++++ Data records

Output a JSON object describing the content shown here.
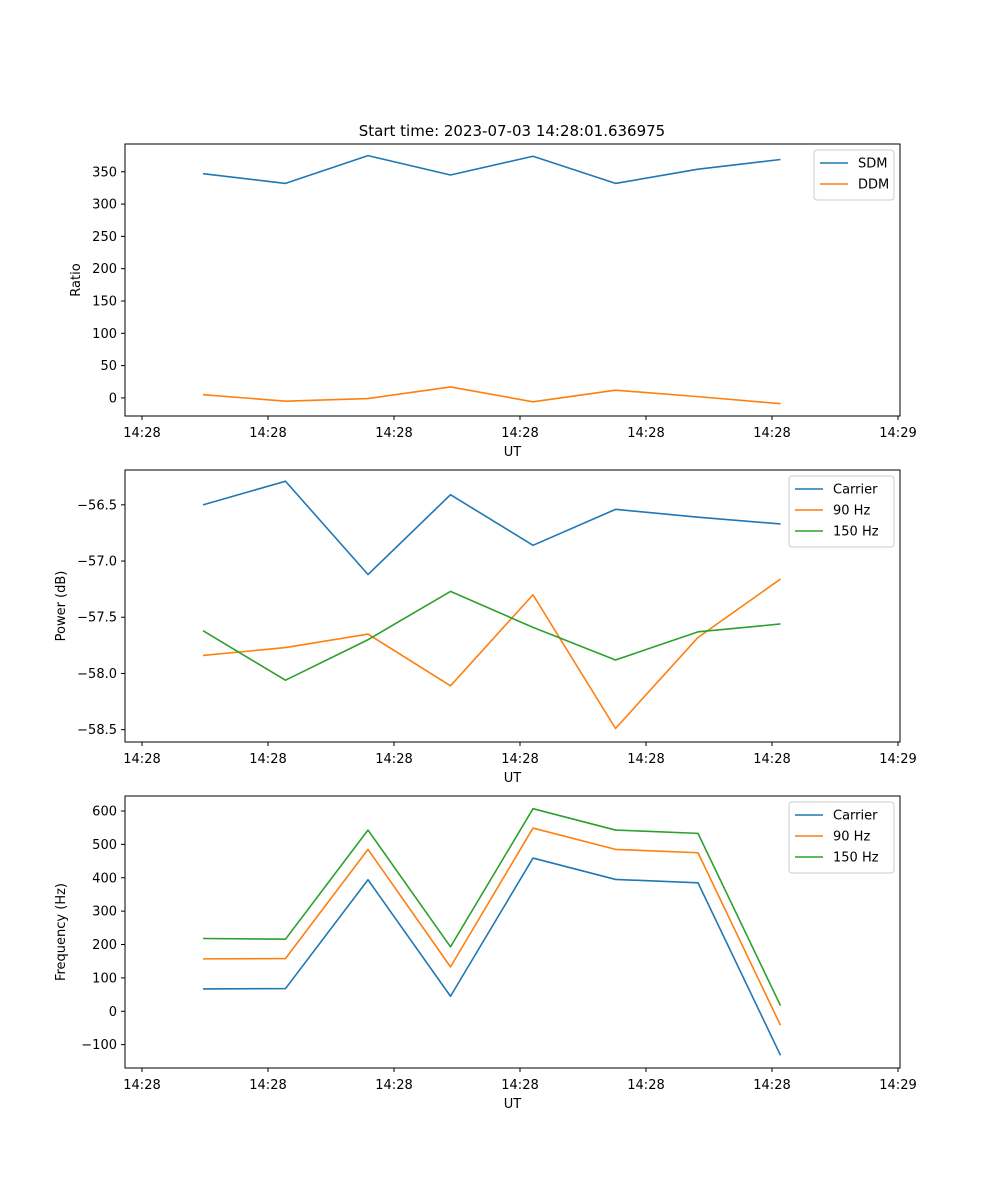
{
  "figure": {
    "title": "Start time: 2023-07-03 14:28:01.636975"
  },
  "colors": {
    "c0": "#1f77b4",
    "c1": "#ff7f0e",
    "c2": "#2ca02c"
  },
  "chart_data": [
    {
      "type": "line",
      "ylabel": "Ratio",
      "xlabel": "UT",
      "x_tick_labels": [
        "14:28",
        "14:28",
        "14:28",
        "14:28",
        "14:28",
        "14:28",
        "14:29"
      ],
      "ylim": [
        -28,
        393
      ],
      "y_ticks": [
        0,
        50,
        100,
        150,
        200,
        250,
        300,
        350
      ],
      "y_tick_labels": [
        "0",
        "50",
        "100",
        "150",
        "200",
        "250",
        "300",
        "350"
      ],
      "legend_position": "top-right",
      "series": [
        {
          "name": "SDM",
          "color": "#1f77b4",
          "values": [
            347,
            332,
            375,
            345,
            374,
            332,
            354,
            369
          ]
        },
        {
          "name": "DDM",
          "color": "#ff7f0e",
          "values": [
            5,
            -5,
            -1,
            17,
            -6,
            12,
            2,
            -9
          ]
        }
      ]
    },
    {
      "type": "line",
      "ylabel": "Power (dB)",
      "xlabel": "UT",
      "x_tick_labels": [
        "14:28",
        "14:28",
        "14:28",
        "14:28",
        "14:28",
        "14:28",
        "14:29"
      ],
      "ylim": [
        -58.61,
        -56.19
      ],
      "y_ticks": [
        -56.5,
        -57.0,
        -57.5,
        -58.0,
        -58.5
      ],
      "y_tick_labels": [
        "−56.5",
        "−57.0",
        "−57.5",
        "−58.0",
        "−58.5"
      ],
      "legend_position": "top-right",
      "series": [
        {
          "name": "Carrier",
          "color": "#1f77b4",
          "values": [
            -56.5,
            -56.29,
            -57.12,
            -56.41,
            -56.86,
            -56.54,
            -56.61,
            -56.67
          ]
        },
        {
          "name": "90 Hz",
          "color": "#ff7f0e",
          "values": [
            -57.84,
            -57.77,
            -57.65,
            -58.11,
            -57.3,
            -58.49,
            -57.68,
            -57.16
          ]
        },
        {
          "name": "150 Hz",
          "color": "#2ca02c",
          "values": [
            -57.62,
            -58.06,
            -57.7,
            -57.27,
            -57.59,
            -57.88,
            -57.63,
            -57.56
          ]
        }
      ]
    },
    {
      "type": "line",
      "ylabel": "Frequency (Hz)",
      "xlabel": "UT",
      "x_tick_labels": [
        "14:28",
        "14:28",
        "14:28",
        "14:28",
        "14:28",
        "14:28",
        "14:29"
      ],
      "ylim": [
        -170,
        645
      ],
      "y_ticks": [
        -100,
        0,
        100,
        200,
        300,
        400,
        500,
        600
      ],
      "y_tick_labels": [
        "−100",
        "0",
        "100",
        "200",
        "300",
        "400",
        "500",
        "600"
      ],
      "legend_position": "top-right",
      "series": [
        {
          "name": "Carrier",
          "color": "#1f77b4",
          "values": [
            67,
            68,
            394,
            45,
            459,
            395,
            385,
            -132
          ]
        },
        {
          "name": "90 Hz",
          "color": "#ff7f0e",
          "values": [
            157,
            158,
            485,
            133,
            549,
            485,
            475,
            -42
          ]
        },
        {
          "name": "150 Hz",
          "color": "#2ca02c",
          "values": [
            218,
            216,
            543,
            193,
            607,
            543,
            533,
            17
          ]
        }
      ]
    }
  ]
}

++++++++

__What to work on__.
Repeat the listing in full and exactly. Leave any pictures out.

__Correct answer__.
Output a JSON object describing the content shown here.
{
  "figure": {
    "title": "Start time: 2023-07-03 14:28:01.636975"
  },
  "colors": {
    "c0": "#1f77b4",
    "c1": "#ff7f0e",
    "c2": "#2ca02c"
  },
  "chart_data": [
    {
      "type": "line",
      "ylabel": "Ratio",
      "xlabel": "UT",
      "x_tick_labels": [
        "14:28",
        "14:28",
        "14:28",
        "14:28",
        "14:28",
        "14:28",
        "14:29"
      ],
      "ylim": [
        -28,
        393
      ],
      "y_ticks": [
        0,
        50,
        100,
        150,
        200,
        250,
        300,
        350
      ],
      "y_tick_labels": [
        "0",
        "50",
        "100",
        "150",
        "200",
        "250",
        "300",
        "350"
      ],
      "legend_position": "top-right",
      "series": [
        {
          "name": "SDM",
          "color": "#1f77b4",
          "values": [
            347,
            332,
            375,
            345,
            374,
            332,
            354,
            369
          ]
        },
        {
          "name": "DDM",
          "color": "#ff7f0e",
          "values": [
            5,
            -5,
            -1,
            17,
            -6,
            12,
            2,
            -9
          ]
        }
      ]
    },
    {
      "type": "line",
      "ylabel": "Power (dB)",
      "xlabel": "UT",
      "x_tick_labels": [
        "14:28",
        "14:28",
        "14:28",
        "14:28",
        "14:28",
        "14:28",
        "14:29"
      ],
      "ylim": [
        -58.61,
        -56.19
      ],
      "y_ticks": [
        -56.5,
        -57.0,
        -57.5,
        -58.0,
        -58.5
      ],
      "y_tick_labels": [
        "−56.5",
        "−57.0",
        "−57.5",
        "−58.0",
        "−58.5"
      ],
      "legend_position": "top-right",
      "series": [
        {
          "name": "Carrier",
          "color": "#1f77b4",
          "values": [
            -56.5,
            -56.29,
            -57.12,
            -56.41,
            -56.86,
            -56.54,
            -56.61,
            -56.67
          ]
        },
        {
          "name": "90 Hz",
          "color": "#ff7f0e",
          "values": [
            -57.84,
            -57.77,
            -57.65,
            -58.11,
            -57.3,
            -58.49,
            -57.68,
            -57.16
          ]
        },
        {
          "name": "150 Hz",
          "color": "#2ca02c",
          "values": [
            -57.62,
            -58.06,
            -57.7,
            -57.27,
            -57.59,
            -57.88,
            -57.63,
            -57.56
          ]
        }
      ]
    },
    {
      "type": "line",
      "ylabel": "Frequency (Hz)",
      "xlabel": "UT",
      "x_tick_labels": [
        "14:28",
        "14:28",
        "14:28",
        "14:28",
        "14:28",
        "14:28",
        "14:29"
      ],
      "ylim": [
        -170,
        645
      ],
      "y_ticks": [
        -100,
        0,
        100,
        200,
        300,
        400,
        500,
        600
      ],
      "y_tick_labels": [
        "−100",
        "0",
        "100",
        "200",
        "300",
        "400",
        "500",
        "600"
      ],
      "legend_position": "top-right",
      "series": [
        {
          "name": "Carrier",
          "color": "#1f77b4",
          "values": [
            67,
            68,
            394,
            45,
            459,
            395,
            385,
            -132
          ]
        },
        {
          "name": "90 Hz",
          "color": "#ff7f0e",
          "values": [
            157,
            158,
            485,
            133,
            549,
            485,
            475,
            -42
          ]
        },
        {
          "name": "150 Hz",
          "color": "#2ca02c",
          "values": [
            218,
            216,
            543,
            193,
            607,
            543,
            533,
            17
          ]
        }
      ]
    }
  ]
}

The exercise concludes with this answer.